_Short exercise:_ Repeat the material exactly, leaving nothing out.

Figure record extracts

....

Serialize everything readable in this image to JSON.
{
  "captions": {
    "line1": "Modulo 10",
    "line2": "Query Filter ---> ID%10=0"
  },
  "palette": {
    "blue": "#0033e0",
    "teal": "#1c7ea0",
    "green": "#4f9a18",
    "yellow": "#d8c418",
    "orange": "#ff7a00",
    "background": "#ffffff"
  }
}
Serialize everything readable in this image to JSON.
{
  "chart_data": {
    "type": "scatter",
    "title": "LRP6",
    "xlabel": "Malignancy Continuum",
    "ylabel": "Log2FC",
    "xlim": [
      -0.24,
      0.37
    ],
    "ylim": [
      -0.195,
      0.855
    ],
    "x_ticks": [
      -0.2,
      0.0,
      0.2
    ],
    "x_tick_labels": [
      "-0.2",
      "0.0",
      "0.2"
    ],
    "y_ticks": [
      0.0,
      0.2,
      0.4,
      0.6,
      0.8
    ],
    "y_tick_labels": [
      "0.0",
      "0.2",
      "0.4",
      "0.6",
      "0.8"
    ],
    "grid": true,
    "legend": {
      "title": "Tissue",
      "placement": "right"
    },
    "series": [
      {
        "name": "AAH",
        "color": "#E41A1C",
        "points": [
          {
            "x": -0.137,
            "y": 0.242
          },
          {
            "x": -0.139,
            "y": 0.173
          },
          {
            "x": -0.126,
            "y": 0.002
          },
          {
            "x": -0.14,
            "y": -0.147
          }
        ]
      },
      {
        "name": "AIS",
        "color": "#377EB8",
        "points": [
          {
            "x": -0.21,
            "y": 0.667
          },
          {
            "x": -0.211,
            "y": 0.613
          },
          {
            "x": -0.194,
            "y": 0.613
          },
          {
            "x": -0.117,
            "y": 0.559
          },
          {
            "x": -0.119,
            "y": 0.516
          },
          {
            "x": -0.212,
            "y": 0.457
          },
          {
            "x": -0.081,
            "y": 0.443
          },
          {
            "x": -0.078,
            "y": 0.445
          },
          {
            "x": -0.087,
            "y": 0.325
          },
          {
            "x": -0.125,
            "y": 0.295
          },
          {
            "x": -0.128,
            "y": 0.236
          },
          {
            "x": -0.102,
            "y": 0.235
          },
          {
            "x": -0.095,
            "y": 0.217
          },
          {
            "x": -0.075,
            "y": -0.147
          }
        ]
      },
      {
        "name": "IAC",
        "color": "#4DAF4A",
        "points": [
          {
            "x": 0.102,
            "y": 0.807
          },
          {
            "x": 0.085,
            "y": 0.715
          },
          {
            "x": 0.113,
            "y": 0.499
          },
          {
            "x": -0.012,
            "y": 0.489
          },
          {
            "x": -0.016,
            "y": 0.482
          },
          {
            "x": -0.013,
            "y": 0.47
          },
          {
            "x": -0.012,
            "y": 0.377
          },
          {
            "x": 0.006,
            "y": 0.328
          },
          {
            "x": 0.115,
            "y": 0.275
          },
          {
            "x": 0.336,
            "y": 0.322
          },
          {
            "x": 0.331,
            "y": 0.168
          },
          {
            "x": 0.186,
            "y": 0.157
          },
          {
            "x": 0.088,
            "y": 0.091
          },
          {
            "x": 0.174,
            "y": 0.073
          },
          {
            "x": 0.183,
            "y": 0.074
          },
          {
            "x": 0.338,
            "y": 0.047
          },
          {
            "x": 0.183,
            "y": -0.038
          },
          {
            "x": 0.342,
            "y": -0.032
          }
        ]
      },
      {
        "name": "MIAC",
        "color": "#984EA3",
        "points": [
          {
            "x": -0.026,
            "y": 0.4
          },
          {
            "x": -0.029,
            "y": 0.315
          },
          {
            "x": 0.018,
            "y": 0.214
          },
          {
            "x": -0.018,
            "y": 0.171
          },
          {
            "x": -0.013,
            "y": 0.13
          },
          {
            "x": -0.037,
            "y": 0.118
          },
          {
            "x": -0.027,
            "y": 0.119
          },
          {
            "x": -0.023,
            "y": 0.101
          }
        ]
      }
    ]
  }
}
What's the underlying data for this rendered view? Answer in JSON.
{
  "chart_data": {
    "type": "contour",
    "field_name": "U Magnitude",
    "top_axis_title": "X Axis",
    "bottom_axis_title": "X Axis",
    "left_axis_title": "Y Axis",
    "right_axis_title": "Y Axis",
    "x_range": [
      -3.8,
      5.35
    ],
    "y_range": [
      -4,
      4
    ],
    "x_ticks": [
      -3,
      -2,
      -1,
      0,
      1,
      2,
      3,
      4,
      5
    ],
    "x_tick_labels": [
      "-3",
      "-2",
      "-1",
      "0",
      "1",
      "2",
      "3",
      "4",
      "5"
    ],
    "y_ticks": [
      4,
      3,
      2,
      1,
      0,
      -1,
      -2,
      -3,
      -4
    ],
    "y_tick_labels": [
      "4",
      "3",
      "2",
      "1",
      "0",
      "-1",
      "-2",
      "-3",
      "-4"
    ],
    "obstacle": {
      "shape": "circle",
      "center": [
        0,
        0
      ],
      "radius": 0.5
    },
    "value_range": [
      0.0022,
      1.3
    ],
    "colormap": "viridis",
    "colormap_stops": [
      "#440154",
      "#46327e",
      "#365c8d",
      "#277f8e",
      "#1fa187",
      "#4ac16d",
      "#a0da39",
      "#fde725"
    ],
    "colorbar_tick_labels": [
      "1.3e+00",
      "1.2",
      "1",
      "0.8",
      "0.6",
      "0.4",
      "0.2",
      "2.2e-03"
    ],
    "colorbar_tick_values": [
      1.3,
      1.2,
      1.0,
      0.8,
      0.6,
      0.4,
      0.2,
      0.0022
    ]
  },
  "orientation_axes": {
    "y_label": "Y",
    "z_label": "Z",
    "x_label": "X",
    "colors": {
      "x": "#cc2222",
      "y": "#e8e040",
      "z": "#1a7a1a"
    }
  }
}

....

_The output:_
Serialize everything readable in this image to JSON.
{
  "captions": {
    "line1": "Modulo 10",
    "line2": "Query Filter ---> ID%10=0"
  },
  "palette": {
    "blue": "#0033e0",
    "teal": "#1c7ea0",
    "green": "#4f9a18",
    "yellow": "#d8c418",
    "orange": "#ff7a00",
    "background": "#ffffff"
  }
}
Serialize everything readable in this image to JSON.
{
  "chart_data": {
    "type": "scatter",
    "title": "LRP6",
    "xlabel": "Malignancy Continuum",
    "ylabel": "Log2FC",
    "xlim": [
      -0.24,
      0.37
    ],
    "ylim": [
      -0.195,
      0.855
    ],
    "x_ticks": [
      -0.2,
      0.0,
      0.2
    ],
    "x_tick_labels": [
      "-0.2",
      "0.0",
      "0.2"
    ],
    "y_ticks": [
      0.0,
      0.2,
      0.4,
      0.6,
      0.8
    ],
    "y_tick_labels": [
      "0.0",
      "0.2",
      "0.4",
      "0.6",
      "0.8"
    ],
    "grid": true,
    "legend": {
      "title": "Tissue",
      "placement": "right"
    },
    "series": [
      {
        "name": "AAH",
        "color": "#E41A1C",
        "points": [
          {
            "x": -0.137,
            "y": 0.242
          },
          {
            "x": -0.139,
            "y": 0.173
          },
          {
            "x": -0.126,
            "y": 0.002
          },
          {
            "x": -0.14,
            "y": -0.147
          }
        ]
      },
      {
        "name": "AIS",
        "color": "#377EB8",
        "points": [
          {
            "x": -0.21,
            "y": 0.667
          },
          {
            "x": -0.211,
            "y": 0.613
          },
          {
            "x": -0.194,
            "y": 0.613
          },
          {
            "x": -0.117,
            "y": 0.559
          },
          {
            "x": -0.119,
            "y": 0.516
          },
          {
            "x": -0.212,
            "y": 0.457
          },
          {
            "x": -0.081,
            "y": 0.443
          },
          {
            "x": -0.078,
            "y": 0.445
          },
          {
            "x": -0.087,
            "y": 0.325
          },
          {
            "x": -0.125,
            "y": 0.295
          },
          {
            "x": -0.128,
            "y": 0.236
          },
          {
            "x": -0.102,
            "y": 0.235
          },
          {
            "x": -0.095,
            "y": 0.217
          },
          {
            "x": -0.075,
            "y": -0.147
          }
        ]
      },
      {
        "name": "IAC",
        "color": "#4DAF4A",
        "points": [
          {
            "x": 0.102,
            "y": 0.807
          },
          {
            "x": 0.085,
            "y": 0.715
          },
          {
            "x": 0.113,
            "y": 0.499
          },
          {
            "x": -0.012,
            "y": 0.489
          },
          {
            "x": -0.016,
            "y": 0.482
          },
          {
            "x": -0.013,
            "y": 0.47
          },
          {
            "x": -0.012,
            "y": 0.377
          },
          {
            "x": 0.006,
            "y": 0.328
          },
          {
            "x": 0.115,
            "y": 0.275
          },
          {
            "x": 0.336,
            "y": 0.322
          },
          {
            "x": 0.331,
            "y": 0.168
          },
          {
            "x": 0.186,
            "y": 0.157
          },
          {
            "x": 0.088,
            "y": 0.091
          },
          {
            "x": 0.174,
            "y": 0.073
          },
          {
            "x": 0.183,
            "y": 0.074
          },
          {
            "x": 0.338,
            "y": 0.047
          },
          {
            "x": 0.183,
            "y": -0.038
          },
          {
            "x": 0.342,
            "y": -0.032
          }
        ]
      },
      {
        "name": "MIAC",
        "color": "#984EA3",
        "points": [
          {
            "x": -0.026,
            "y": 0.4
          },
          {
            "x": -0.029,
            "y": 0.315
          },
          {
            "x": 0.018,
            "y": 0.214
          },
          {
            "x": -0.018,
            "y": 0.171
          },
          {
            "x": -0.013,
            "y": 0.13
          },
          {
            "x": -0.037,
            "y": 0.118
          },
          {
            "x": -0.027,
            "y": 0.119
          },
          {
            "x": -0.023,
            "y": 0.101
          }
        ]
      }
    ]
  }
}
What's the underlying data for this rendered view? Answer in JSON.
{
  "chart_data": {
    "type": "contour",
    "field_name": "U Magnitude",
    "top_axis_title": "X Axis",
    "bottom_axis_title": "X Axis",
    "left_axis_title": "Y Axis",
    "right_axis_title": "Y Axis",
    "x_range": [
      -3.8,
      5.35
    ],
    "y_range": [
      -4,
      4
    ],
    "x_ticks": [
      -3,
      -2,
      -1,
      0,
      1,
      2,
      3,
      4,
      5
    ],
    "x_tick_labels": [
      "-3",
      "-2",
      "-1",
      "0",
      "1",
      "2",
      "3",
      "4",
      "5"
    ],
    "y_ticks": [
      4,
      3,
      2,
      1,
      0,
      -1,
      -2,
      -3,
      -4
    ],
    "y_tick_labels": [
      "4",
      "3",
      "2",
      "1",
      "0",
      "-1",
      "-2",
      "-3",
      "-4"
    ],
    "obstacle": {
      "shape": "circle",
      "center": [
        0,
        0
      ],
      "radius": 0.5
    },
    "value_range": [
      0.0022,
      1.3
    ],
    "colormap": "viridis",
    "colormap_stops": [
      "#440154",
      "#46327e",
      "#365c8d",
      "#277f8e",
      "#1fa187",
      "#4ac16d",
      "#a0da39",
      "#fde725"
    ],
    "colorbar_tick_labels": [
      "1.3e+00",
      "1.2",
      "1",
      "0.8",
      "0.6",
      "0.4",
      "0.2",
      "2.2e-03"
    ],
    "colorbar_tick_values": [
      1.3,
      1.2,
      1.0,
      0.8,
      0.6,
      0.4,
      0.2,
      0.0022
    ]
  },
  "orientation_axes": {
    "y_label": "Y",
    "z_label": "Z",
    "x_label": "X",
    "colors": {
      "x": "#cc2222",
      "y": "#e8e040",
      "z": "#1a7a1a"
    }
  }
}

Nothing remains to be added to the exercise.